**Work instructions**
Give back the full listing, character for character, with no pictures.

**Records shown**
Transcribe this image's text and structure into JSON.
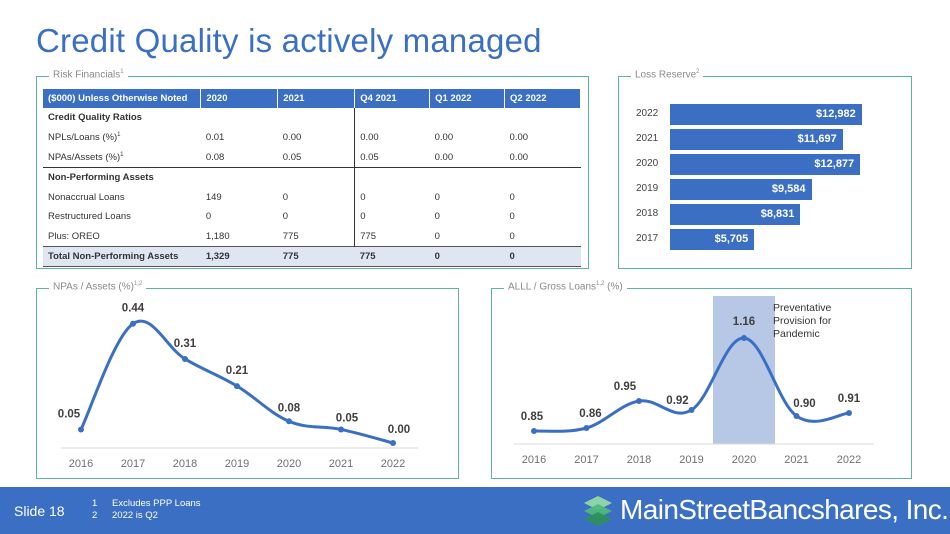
{
  "page": {
    "title": "Credit Quality is actively managed"
  },
  "risk_financials": {
    "label": "Risk Financials",
    "label_sup": "1",
    "headers": [
      "($000) Unless Otherwise Noted",
      "2020",
      "2021",
      "Q4 2021",
      "Q1 2022",
      "Q2 2022"
    ],
    "section1": "Credit Quality Ratios",
    "rows1": [
      {
        "label": "NPLs/Loans (%)",
        "sup": "1",
        "values": [
          "0.01",
          "0.00",
          "0.00",
          "0.00",
          "0.00"
        ]
      },
      {
        "label": "NPAs/Assets (%)",
        "sup": "1",
        "values": [
          "0.08",
          "0.05",
          "0.05",
          "0.00",
          "0.00"
        ]
      }
    ],
    "section2": "Non-Performing Assets",
    "rows2": [
      {
        "label": "Nonaccrual Loans",
        "values": [
          "149",
          "0",
          "0",
          "0",
          "0"
        ]
      },
      {
        "label": "Restructured Loans",
        "values": [
          "0",
          "0",
          "0",
          "0",
          "0"
        ]
      },
      {
        "label": "Plus: OREO",
        "values": [
          "1,180",
          "775",
          "775",
          "0",
          "0"
        ]
      }
    ],
    "total": {
      "label": "Total Non-Performing Assets",
      "values": [
        "1,329",
        "775",
        "775",
        "0",
        "0"
      ]
    }
  },
  "loss_reserve": {
    "label": "Loss Reserve",
    "label_sup": "2"
  },
  "npa_panel": {
    "label": "NPAs / Assets (%)",
    "label_sup": "1,2"
  },
  "alll_panel": {
    "label": "ALLL / Gross Loans",
    "label_sup": "1,2",
    "label_suffix": " (%)",
    "annotation": [
      "Preventative",
      "Provision for",
      "Pandemic"
    ]
  },
  "footer": {
    "slide": "Slide 18",
    "notes": [
      {
        "num": "1",
        "text": "Excludes PPP Loans"
      },
      {
        "num": "2",
        "text": "2022 is Q2"
      }
    ],
    "brand": "MainStreetBancshares, Inc."
  },
  "colors": {
    "accent": "#3a6fc4",
    "panel_border": "#5cb79a",
    "highlight": "#b7c8e6",
    "footer": "#3a6fc4"
  },
  "chart_data": [
    {
      "type": "bar",
      "orientation": "horizontal",
      "categories": [
        "2022",
        "2021",
        "2020",
        "2019",
        "2018",
        "2017"
      ],
      "values": [
        12982,
        11697,
        12877,
        9584,
        8831,
        5705
      ],
      "labels": [
        "$12,982",
        "$11,697",
        "$12,877",
        "$9,584",
        "$8,831",
        "$5,705"
      ],
      "title": "Loss Reserve",
      "xlim": [
        0,
        13000
      ]
    },
    {
      "type": "line",
      "x": [
        "2016",
        "2017",
        "2018",
        "2019",
        "2020",
        "2021",
        "2022"
      ],
      "values": [
        0.05,
        0.44,
        0.31,
        0.21,
        0.08,
        0.05,
        0.0
      ],
      "labels": [
        "0.05",
        "0.44",
        "0.31",
        "0.21",
        "0.08",
        "0.05",
        "0.00"
      ],
      "title": "NPAs / Assets (%)",
      "ylim": [
        0,
        0.45
      ]
    },
    {
      "type": "line",
      "x": [
        "2016",
        "2017",
        "2018",
        "2019",
        "2020",
        "2021",
        "2022"
      ],
      "values": [
        0.85,
        0.86,
        0.95,
        0.92,
        1.16,
        0.9,
        0.91
      ],
      "labels": [
        "0.85",
        "0.86",
        "0.95",
        "0.92",
        "1.16",
        "0.90",
        "0.91"
      ],
      "title": "ALLL / Gross Loans (%)",
      "highlight_category": "2020",
      "ylim": [
        0.75,
        1.2
      ]
    }
  ]
}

**Output below**
Transcribe this image's text and structure into JSON.
{
  "page": {
    "title": "Credit Quality is actively managed"
  },
  "risk_financials": {
    "label": "Risk Financials",
    "label_sup": "1",
    "headers": [
      "($000) Unless Otherwise Noted",
      "2020",
      "2021",
      "Q4 2021",
      "Q1 2022",
      "Q2 2022"
    ],
    "section1": "Credit Quality Ratios",
    "rows1": [
      {
        "label": "NPLs/Loans (%)",
        "sup": "1",
        "values": [
          "0.01",
          "0.00",
          "0.00",
          "0.00",
          "0.00"
        ]
      },
      {
        "label": "NPAs/Assets (%)",
        "sup": "1",
        "values": [
          "0.08",
          "0.05",
          "0.05",
          "0.00",
          "0.00"
        ]
      }
    ],
    "section2": "Non-Performing Assets",
    "rows2": [
      {
        "label": "Nonaccrual Loans",
        "values": [
          "149",
          "0",
          "0",
          "0",
          "0"
        ]
      },
      {
        "label": "Restructured Loans",
        "values": [
          "0",
          "0",
          "0",
          "0",
          "0"
        ]
      },
      {
        "label": "Plus: OREO",
        "values": [
          "1,180",
          "775",
          "775",
          "0",
          "0"
        ]
      }
    ],
    "total": {
      "label": "Total Non-Performing Assets",
      "values": [
        "1,329",
        "775",
        "775",
        "0",
        "0"
      ]
    }
  },
  "loss_reserve": {
    "label": "Loss Reserve",
    "label_sup": "2"
  },
  "npa_panel": {
    "label": "NPAs / Assets (%)",
    "label_sup": "1,2"
  },
  "alll_panel": {
    "label": "ALLL / Gross Loans",
    "label_sup": "1,2",
    "label_suffix": " (%)",
    "annotation": [
      "Preventative",
      "Provision for",
      "Pandemic"
    ]
  },
  "footer": {
    "slide": "Slide 18",
    "notes": [
      {
        "num": "1",
        "text": "Excludes PPP Loans"
      },
      {
        "num": "2",
        "text": "2022 is Q2"
      }
    ],
    "brand": "MainStreetBancshares, Inc."
  },
  "colors": {
    "accent": "#3a6fc4",
    "panel_border": "#5cb79a",
    "highlight": "#b7c8e6",
    "footer": "#3a6fc4"
  },
  "chart_data": [
    {
      "type": "bar",
      "orientation": "horizontal",
      "categories": [
        "2022",
        "2021",
        "2020",
        "2019",
        "2018",
        "2017"
      ],
      "values": [
        12982,
        11697,
        12877,
        9584,
        8831,
        5705
      ],
      "labels": [
        "$12,982",
        "$11,697",
        "$12,877",
        "$9,584",
        "$8,831",
        "$5,705"
      ],
      "title": "Loss Reserve",
      "xlim": [
        0,
        13000
      ]
    },
    {
      "type": "line",
      "x": [
        "2016",
        "2017",
        "2018",
        "2019",
        "2020",
        "2021",
        "2022"
      ],
      "values": [
        0.05,
        0.44,
        0.31,
        0.21,
        0.08,
        0.05,
        0.0
      ],
      "labels": [
        "0.05",
        "0.44",
        "0.31",
        "0.21",
        "0.08",
        "0.05",
        "0.00"
      ],
      "title": "NPAs / Assets (%)",
      "ylim": [
        0,
        0.45
      ]
    },
    {
      "type": "line",
      "x": [
        "2016",
        "2017",
        "2018",
        "2019",
        "2020",
        "2021",
        "2022"
      ],
      "values": [
        0.85,
        0.86,
        0.95,
        0.92,
        1.16,
        0.9,
        0.91
      ],
      "labels": [
        "0.85",
        "0.86",
        "0.95",
        "0.92",
        "1.16",
        "0.90",
        "0.91"
      ],
      "title": "ALLL / Gross Loans (%)",
      "highlight_category": "2020",
      "ylim": [
        0.75,
        1.2
      ]
    }
  ]
}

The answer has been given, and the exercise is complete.